→ Your task:
Each line of the material below should be reproduced exactly.
________________
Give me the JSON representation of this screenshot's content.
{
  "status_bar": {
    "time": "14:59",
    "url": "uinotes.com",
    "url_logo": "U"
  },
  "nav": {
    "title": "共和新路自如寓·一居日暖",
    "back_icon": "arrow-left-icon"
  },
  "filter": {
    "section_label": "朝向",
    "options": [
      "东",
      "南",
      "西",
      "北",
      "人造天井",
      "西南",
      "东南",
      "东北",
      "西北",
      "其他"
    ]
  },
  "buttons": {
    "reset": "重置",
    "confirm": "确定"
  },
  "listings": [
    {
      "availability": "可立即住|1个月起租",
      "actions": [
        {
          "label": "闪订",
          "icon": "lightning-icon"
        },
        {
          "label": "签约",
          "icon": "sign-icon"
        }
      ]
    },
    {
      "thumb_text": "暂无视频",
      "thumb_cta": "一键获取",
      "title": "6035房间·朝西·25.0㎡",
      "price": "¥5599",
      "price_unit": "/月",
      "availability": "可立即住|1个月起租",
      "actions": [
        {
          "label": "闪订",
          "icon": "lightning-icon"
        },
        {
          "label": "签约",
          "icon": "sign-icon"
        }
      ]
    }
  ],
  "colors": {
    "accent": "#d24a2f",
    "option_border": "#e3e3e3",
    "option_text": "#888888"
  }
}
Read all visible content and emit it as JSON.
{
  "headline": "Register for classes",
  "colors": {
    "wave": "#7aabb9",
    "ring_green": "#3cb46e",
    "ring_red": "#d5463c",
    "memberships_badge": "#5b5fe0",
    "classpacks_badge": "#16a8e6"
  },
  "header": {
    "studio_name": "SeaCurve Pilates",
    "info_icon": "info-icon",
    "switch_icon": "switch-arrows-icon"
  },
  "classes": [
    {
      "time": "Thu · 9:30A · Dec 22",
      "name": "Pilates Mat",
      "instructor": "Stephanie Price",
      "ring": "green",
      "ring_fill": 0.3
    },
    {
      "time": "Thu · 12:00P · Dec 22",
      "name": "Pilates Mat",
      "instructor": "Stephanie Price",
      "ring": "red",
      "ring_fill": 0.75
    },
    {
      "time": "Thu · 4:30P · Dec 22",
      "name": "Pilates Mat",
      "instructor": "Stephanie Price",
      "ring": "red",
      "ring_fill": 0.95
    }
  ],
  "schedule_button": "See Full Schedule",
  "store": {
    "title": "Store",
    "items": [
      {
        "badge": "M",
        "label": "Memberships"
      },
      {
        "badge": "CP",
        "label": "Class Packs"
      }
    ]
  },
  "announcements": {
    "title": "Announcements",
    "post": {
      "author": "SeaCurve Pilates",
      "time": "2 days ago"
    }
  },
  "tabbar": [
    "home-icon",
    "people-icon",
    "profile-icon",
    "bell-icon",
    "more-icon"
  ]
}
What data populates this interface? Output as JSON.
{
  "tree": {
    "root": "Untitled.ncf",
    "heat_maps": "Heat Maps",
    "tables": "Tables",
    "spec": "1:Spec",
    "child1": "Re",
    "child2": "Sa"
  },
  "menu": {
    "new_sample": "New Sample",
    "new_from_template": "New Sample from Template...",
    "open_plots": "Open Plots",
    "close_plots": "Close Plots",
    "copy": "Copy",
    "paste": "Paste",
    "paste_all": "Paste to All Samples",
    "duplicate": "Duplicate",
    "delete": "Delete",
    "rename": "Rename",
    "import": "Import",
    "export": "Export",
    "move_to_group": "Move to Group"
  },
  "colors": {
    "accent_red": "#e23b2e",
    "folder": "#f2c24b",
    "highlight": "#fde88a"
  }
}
________________
→ The answer:
Give me the JSON representation of this screenshot's content.
{
  "status_bar": {
    "time": "14:59",
    "url": "uinotes.com",
    "url_logo": "U"
  },
  "nav": {
    "title": "共和新路自如寓·一居日暖",
    "back_icon": "arrow-left-icon"
  },
  "filter": {
    "section_label": "朝向",
    "options": [
      "东",
      "南",
      "西",
      "北",
      "人造天井",
      "西南",
      "东南",
      "东北",
      "西北",
      "其他"
    ]
  },
  "buttons": {
    "reset": "重置",
    "confirm": "确定"
  },
  "listings": [
    {
      "availability": "可立即住|1个月起租",
      "actions": [
        {
          "label": "闪订",
          "icon": "lightning-icon"
        },
        {
          "label": "签约",
          "icon": "sign-icon"
        }
      ]
    },
    {
      "thumb_text": "暂无视频",
      "thumb_cta": "一键获取",
      "title": "6035房间·朝西·25.0㎡",
      "price": "¥5599",
      "price_unit": "/月",
      "availability": "可立即住|1个月起租",
      "actions": [
        {
          "label": "闪订",
          "icon": "lightning-icon"
        },
        {
          "label": "签约",
          "icon": "sign-icon"
        }
      ]
    }
  ],
  "colors": {
    "accent": "#d24a2f",
    "option_border": "#e3e3e3",
    "option_text": "#888888"
  }
}
Read all visible content and emit it as JSON.
{
  "headline": "Register for classes",
  "colors": {
    "wave": "#7aabb9",
    "ring_green": "#3cb46e",
    "ring_red": "#d5463c",
    "memberships_badge": "#5b5fe0",
    "classpacks_badge": "#16a8e6"
  },
  "header": {
    "studio_name": "SeaCurve Pilates",
    "info_icon": "info-icon",
    "switch_icon": "switch-arrows-icon"
  },
  "classes": [
    {
      "time": "Thu · 9:30A · Dec 22",
      "name": "Pilates Mat",
      "instructor": "Stephanie Price",
      "ring": "green",
      "ring_fill": 0.3
    },
    {
      "time": "Thu · 12:00P · Dec 22",
      "name": "Pilates Mat",
      "instructor": "Stephanie Price",
      "ring": "red",
      "ring_fill": 0.75
    },
    {
      "time": "Thu · 4:30P · Dec 22",
      "name": "Pilates Mat",
      "instructor": "Stephanie Price",
      "ring": "red",
      "ring_fill": 0.95
    }
  ],
  "schedule_button": "See Full Schedule",
  "store": {
    "title": "Store",
    "items": [
      {
        "badge": "M",
        "label": "Memberships"
      },
      {
        "badge": "CP",
        "label": "Class Packs"
      }
    ]
  },
  "announcements": {
    "title": "Announcements",
    "post": {
      "author": "SeaCurve Pilates",
      "time": "2 days ago"
    }
  },
  "tabbar": [
    "home-icon",
    "people-icon",
    "profile-icon",
    "bell-icon",
    "more-icon"
  ]
}
What data populates this interface? Output as JSON.
{
  "tree": {
    "root": "Untitled.ncf",
    "heat_maps": "Heat Maps",
    "tables": "Tables",
    "spec": "1:Spec",
    "child1": "Re",
    "child2": "Sa"
  },
  "menu": {
    "new_sample": "New Sample",
    "new_from_template": "New Sample from Template...",
    "open_plots": "Open Plots",
    "close_plots": "Close Plots",
    "copy": "Copy",
    "paste": "Paste",
    "paste_all": "Paste to All Samples",
    "duplicate": "Duplicate",
    "delete": "Delete",
    "rename": "Rename",
    "import": "Import",
    "export": "Export",
    "move_to_group": "Move to Group"
  },
  "colors": {
    "accent_red": "#e23b2e",
    "folder": "#f2c24b",
    "highlight": "#fde88a"
  }
}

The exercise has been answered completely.